- _TASK GOAL_
From the listing below, extract every line in which the word "предлагается" appears.

Records contained in a dataset
----------------

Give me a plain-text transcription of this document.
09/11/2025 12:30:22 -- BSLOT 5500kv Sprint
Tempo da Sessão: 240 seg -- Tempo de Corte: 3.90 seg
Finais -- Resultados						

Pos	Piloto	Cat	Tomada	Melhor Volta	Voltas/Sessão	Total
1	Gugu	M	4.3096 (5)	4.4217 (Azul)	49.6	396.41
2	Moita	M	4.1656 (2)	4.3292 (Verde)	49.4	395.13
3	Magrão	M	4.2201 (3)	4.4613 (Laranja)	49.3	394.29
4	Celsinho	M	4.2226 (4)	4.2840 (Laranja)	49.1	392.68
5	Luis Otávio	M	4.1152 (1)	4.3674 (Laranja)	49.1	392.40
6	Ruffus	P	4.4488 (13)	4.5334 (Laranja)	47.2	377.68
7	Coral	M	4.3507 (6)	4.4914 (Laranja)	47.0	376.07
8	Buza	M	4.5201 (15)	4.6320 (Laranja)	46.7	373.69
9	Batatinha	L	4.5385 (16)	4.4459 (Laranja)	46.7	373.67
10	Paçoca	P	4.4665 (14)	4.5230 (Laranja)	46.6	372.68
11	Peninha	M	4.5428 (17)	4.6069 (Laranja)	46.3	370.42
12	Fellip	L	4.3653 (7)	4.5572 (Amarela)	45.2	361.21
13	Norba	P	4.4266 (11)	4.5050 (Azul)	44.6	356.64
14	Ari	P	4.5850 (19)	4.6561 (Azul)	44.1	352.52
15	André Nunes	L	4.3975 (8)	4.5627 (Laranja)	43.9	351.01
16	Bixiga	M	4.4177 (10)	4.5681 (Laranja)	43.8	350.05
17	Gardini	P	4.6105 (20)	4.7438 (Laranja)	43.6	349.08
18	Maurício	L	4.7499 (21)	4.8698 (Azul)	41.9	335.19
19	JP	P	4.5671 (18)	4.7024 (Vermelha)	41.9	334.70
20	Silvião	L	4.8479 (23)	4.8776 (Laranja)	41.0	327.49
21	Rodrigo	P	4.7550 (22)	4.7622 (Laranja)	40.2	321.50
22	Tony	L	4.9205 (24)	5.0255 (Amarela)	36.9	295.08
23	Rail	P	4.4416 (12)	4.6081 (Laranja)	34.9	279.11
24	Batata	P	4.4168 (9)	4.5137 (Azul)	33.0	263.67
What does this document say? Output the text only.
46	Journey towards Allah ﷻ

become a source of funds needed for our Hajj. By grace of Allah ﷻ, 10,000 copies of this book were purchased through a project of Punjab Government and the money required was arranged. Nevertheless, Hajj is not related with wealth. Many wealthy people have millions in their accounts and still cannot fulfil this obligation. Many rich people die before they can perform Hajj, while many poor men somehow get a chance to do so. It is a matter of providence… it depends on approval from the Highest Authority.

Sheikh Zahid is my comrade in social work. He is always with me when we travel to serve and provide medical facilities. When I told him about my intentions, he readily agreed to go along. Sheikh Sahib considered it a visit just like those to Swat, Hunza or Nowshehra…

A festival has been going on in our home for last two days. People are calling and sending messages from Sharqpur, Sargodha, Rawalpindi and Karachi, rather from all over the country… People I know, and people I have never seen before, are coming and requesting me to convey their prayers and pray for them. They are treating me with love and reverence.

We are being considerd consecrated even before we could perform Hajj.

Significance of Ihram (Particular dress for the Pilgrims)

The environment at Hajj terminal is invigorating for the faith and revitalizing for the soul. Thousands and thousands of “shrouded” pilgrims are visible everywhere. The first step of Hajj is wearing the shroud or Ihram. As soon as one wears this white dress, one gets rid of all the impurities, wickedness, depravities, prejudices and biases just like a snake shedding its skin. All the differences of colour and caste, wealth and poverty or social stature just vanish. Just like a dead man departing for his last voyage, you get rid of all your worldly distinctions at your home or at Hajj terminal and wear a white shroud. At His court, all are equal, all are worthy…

----------------

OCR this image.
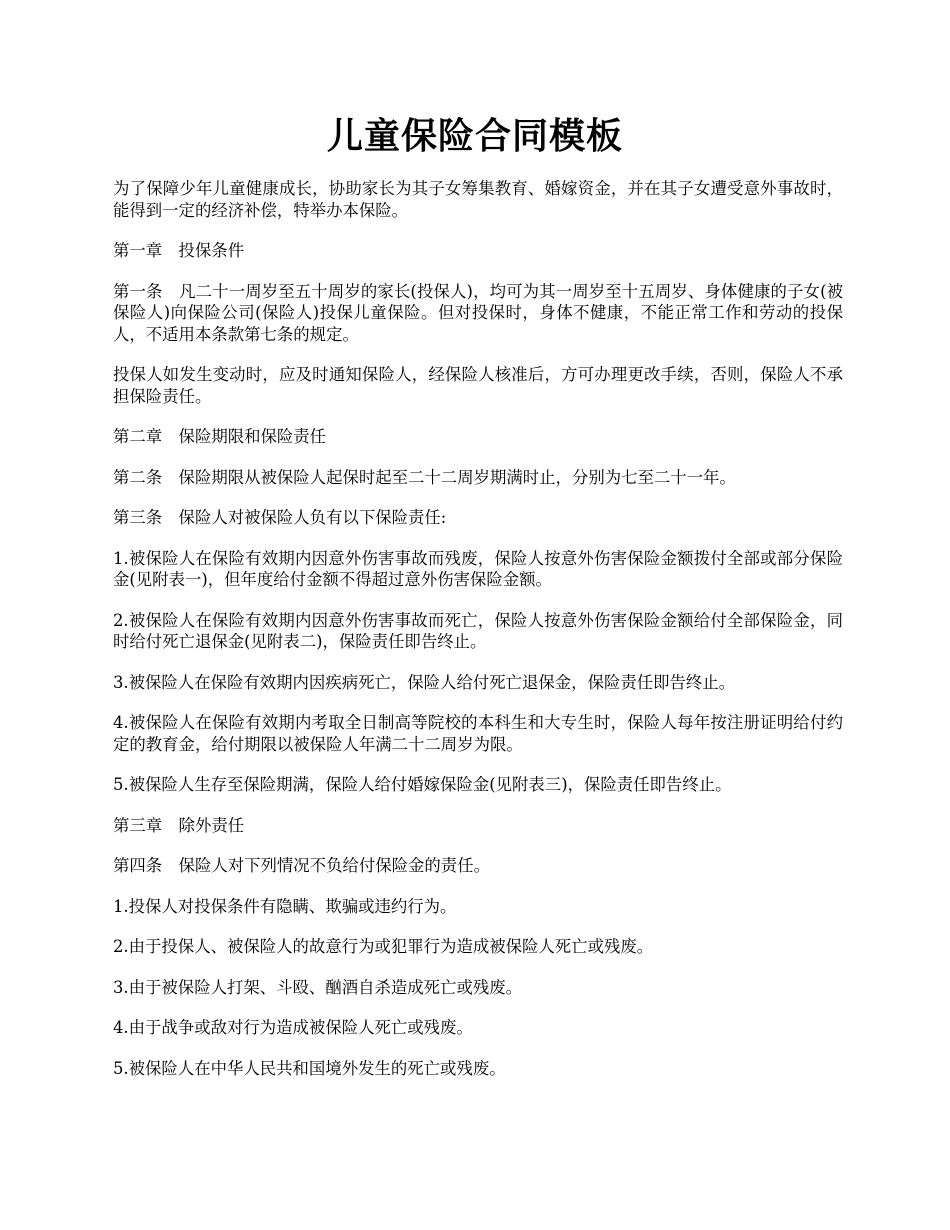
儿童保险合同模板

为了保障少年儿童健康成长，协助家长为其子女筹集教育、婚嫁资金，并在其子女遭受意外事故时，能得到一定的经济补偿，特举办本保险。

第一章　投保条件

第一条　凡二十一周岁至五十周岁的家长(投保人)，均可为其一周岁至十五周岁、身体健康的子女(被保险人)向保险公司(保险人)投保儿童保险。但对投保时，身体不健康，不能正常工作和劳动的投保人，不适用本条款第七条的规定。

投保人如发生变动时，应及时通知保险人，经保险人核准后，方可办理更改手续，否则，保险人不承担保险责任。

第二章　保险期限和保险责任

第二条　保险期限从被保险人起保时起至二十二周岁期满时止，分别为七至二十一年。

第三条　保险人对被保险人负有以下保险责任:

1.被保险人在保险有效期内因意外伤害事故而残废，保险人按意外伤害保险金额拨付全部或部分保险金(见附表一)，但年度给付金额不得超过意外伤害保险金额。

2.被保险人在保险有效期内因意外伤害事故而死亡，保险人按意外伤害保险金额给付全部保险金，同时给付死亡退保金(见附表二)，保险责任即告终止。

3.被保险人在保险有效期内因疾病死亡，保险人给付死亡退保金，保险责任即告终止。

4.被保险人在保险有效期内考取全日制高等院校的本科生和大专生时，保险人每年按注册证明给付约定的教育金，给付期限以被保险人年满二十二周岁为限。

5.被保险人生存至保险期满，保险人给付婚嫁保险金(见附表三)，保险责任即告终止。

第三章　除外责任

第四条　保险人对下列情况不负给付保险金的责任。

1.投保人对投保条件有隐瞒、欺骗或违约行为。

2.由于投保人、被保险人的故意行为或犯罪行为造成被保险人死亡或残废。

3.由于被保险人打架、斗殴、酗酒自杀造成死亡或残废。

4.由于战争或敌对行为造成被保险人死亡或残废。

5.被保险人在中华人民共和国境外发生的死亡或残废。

----------------

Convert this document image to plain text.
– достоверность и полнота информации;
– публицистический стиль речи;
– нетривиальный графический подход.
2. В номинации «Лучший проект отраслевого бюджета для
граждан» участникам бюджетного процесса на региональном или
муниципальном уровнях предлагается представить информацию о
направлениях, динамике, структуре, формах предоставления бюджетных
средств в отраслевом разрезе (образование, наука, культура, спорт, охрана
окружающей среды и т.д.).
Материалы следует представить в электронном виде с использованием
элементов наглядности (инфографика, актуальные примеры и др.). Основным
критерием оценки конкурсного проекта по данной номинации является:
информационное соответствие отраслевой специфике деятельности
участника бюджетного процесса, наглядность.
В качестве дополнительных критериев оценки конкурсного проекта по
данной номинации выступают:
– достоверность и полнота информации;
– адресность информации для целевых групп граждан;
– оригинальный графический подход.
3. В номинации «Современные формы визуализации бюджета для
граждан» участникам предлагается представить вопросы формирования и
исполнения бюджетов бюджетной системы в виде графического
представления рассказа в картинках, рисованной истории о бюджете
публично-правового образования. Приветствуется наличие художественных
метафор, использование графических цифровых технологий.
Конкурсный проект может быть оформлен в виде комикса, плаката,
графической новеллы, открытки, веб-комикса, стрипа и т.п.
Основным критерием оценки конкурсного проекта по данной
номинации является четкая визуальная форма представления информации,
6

----------------

- _OUTPUT OF THE EXERCISE_
муниципальном уровнях предлагается представить информацию о
граждан» участникам предлагается представить вопросы формирования и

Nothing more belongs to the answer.